Text excerpt:
☆ ☆ ☆
We may not need a lot of people, but we need a strong band of allies.
Get Stronger. POWs who were able to survive their ordeals found a way to be with the torment by keeping themselves strong – mentally, physically, and spiritually. Rather than expecting the hardship to diminish (which they couldn’t control), they worked at getting stronger to counter it. To quote American author, Van Jones, “I don’t want you to be safe, ideologically. I don’t want you to be safe, emotionally. I want you to be strong. That’s different. I’m not going to pave the jungle for you. Put on some boots and learn how to deal with adversity. I’m not going to take all the weights out of the gym; that’s the whole point of the gym. This is the gym.”
For some POWs, strength came from the incredible encouragement they gave each other; for others, from their imagination – a vision for a better future; for others, faith that the trying times had a purpose and would make them stronger. For many, a positive attitude and humour were a key to survival. All of them had a disciplined way of keeping a strong mind. As former POW Captain Eugene McDaniel wrote, “All I had was tomorrow, and maybe that was the height of my confidence. Well then, I would make tomorrow count for something.”  For still others, honestly facing their fears and doubts gave them the strength to go on.
Admiral Jim Stockdale, who Jim Collins referred to in his classic book, Good To Great, was held captive in a prison camp in Vietnam for seven years. When asked how he did not allow his oppressive circumstances to beat him down, he talked about facing the honest truth of one’s situation. “You have to understand, it was never depressing. Because despite all those circumstances, I never ever wavered in my absolute faith that not only would I prevail – get out of this – but I would also prevail by turning it into the defining event of my life that would make me a stronger and better person…” He also commented on who didn’t make it out of those circumstances: “It was the optimists. They were the ones who always said, ‘We’re going to be out by Christmas.’ Christmas would come and it would go. And there would be another Christmas. And they died of a broken heart…. You must never, ever, ever confuse the need for absolute, unwavering faith that you can prevail despite those constraints, with the need for the discipline to begin by confronting the brutal facts, whatever they are. We’re not getting out of here by Christmas.”
☆ ☆ ☆
Extracted material:
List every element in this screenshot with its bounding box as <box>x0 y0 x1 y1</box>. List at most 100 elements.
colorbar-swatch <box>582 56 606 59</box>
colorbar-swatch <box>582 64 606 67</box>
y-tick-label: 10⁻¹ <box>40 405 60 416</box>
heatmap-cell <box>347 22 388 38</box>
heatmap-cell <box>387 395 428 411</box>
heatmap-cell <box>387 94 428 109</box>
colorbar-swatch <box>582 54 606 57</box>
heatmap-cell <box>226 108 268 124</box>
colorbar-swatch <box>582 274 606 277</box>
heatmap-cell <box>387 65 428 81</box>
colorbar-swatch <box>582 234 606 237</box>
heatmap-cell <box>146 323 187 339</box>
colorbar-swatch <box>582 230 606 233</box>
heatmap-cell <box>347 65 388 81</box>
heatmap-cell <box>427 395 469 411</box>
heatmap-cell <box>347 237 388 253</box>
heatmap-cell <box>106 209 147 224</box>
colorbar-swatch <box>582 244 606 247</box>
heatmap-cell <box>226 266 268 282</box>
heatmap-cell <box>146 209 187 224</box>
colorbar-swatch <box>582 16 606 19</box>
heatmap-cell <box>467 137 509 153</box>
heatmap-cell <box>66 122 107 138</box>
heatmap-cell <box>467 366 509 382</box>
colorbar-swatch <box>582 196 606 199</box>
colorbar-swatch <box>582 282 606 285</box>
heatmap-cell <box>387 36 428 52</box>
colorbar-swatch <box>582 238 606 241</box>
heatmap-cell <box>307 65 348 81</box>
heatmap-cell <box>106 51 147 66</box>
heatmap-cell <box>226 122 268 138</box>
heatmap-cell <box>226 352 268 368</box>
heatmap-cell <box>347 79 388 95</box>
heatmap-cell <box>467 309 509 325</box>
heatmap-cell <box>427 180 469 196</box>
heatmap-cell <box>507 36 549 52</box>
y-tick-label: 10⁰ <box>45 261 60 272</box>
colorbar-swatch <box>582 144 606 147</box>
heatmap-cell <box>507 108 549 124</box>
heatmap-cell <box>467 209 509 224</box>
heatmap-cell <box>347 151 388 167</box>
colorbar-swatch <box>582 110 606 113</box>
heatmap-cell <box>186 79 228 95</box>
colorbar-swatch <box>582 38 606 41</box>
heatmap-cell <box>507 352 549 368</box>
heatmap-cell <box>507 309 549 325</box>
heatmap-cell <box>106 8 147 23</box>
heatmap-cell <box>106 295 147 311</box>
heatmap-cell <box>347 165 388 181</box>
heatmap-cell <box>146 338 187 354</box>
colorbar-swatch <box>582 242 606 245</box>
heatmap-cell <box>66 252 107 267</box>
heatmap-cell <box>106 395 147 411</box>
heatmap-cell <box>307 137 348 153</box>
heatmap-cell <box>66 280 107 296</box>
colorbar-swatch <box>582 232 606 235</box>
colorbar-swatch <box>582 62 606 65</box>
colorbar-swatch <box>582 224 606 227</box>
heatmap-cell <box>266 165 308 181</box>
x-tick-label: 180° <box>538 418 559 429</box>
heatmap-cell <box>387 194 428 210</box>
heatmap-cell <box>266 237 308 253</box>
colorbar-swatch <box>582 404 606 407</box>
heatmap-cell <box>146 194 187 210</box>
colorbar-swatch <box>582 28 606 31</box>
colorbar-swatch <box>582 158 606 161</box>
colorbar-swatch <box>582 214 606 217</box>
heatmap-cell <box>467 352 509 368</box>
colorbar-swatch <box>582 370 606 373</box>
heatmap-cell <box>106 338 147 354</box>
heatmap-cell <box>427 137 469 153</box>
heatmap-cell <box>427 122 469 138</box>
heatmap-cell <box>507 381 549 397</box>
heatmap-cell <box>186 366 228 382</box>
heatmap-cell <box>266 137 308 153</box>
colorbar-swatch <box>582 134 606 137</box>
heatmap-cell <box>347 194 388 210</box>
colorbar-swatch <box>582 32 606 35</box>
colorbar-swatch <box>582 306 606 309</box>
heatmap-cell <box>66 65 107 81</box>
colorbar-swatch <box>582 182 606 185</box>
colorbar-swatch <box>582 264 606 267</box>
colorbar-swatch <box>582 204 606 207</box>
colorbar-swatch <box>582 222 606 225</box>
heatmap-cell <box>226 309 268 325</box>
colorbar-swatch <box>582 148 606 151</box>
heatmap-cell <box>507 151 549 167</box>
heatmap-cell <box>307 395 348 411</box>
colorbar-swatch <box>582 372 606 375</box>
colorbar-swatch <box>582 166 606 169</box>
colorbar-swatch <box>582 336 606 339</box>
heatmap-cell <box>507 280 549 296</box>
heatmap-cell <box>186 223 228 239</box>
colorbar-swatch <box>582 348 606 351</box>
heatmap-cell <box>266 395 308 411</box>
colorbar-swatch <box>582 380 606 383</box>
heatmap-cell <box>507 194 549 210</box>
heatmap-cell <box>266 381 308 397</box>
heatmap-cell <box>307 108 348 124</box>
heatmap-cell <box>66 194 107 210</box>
☆ ☆ ☆
What this task involves: Please carry on the passage about how prisoners of war kept themselves strong, picking up right after its final sentence.

Response box:
Be Needed. It is a fundamental human need to know that we matter, that we make some kind of impact, to feel needed.Humans can carry a deep-seated fear that life is futile, that death will surprise us when our song is still unsung. Whether we are employed or unemployed, laid-off or retired, have a fulfilling career or a “dead-end-job,” we all need to know, deep inside, that the life we are living matters.
During WW II, across the camps, the POWs who stayed strong and vital pooled their skills and trades to help one another. Doctors, denied tools or medicine, needed the expertise of others. Medical orderly and former plumber, Fred Margarson, ran secret POW workshops at Chungkai hospital camp in Thailand where he supervised the making of artificial legs for tropical ulcer patients. His friend Gordon Vaughan, a Post Office engineer before the war, made vital medical instruments for examining dysentery patients from old tin cans, and surgical forceps from pairs of scissors. Those who stayed strong within the confines of the camps lived through giving of themselves. Comforting others. Giving away their last spoonful of rice. Putting others ahead of their own comfort.
Each one of us makes a difference. Each one of us is required. Look around you. See where you can help. Be needed.
Every single veteran—whether they are alive, no longer with us, a POW or MIA—deserves our utmost respect and support. May we never forget. May we continue to honour them. And may we continue to allow them to inspire us and teach us.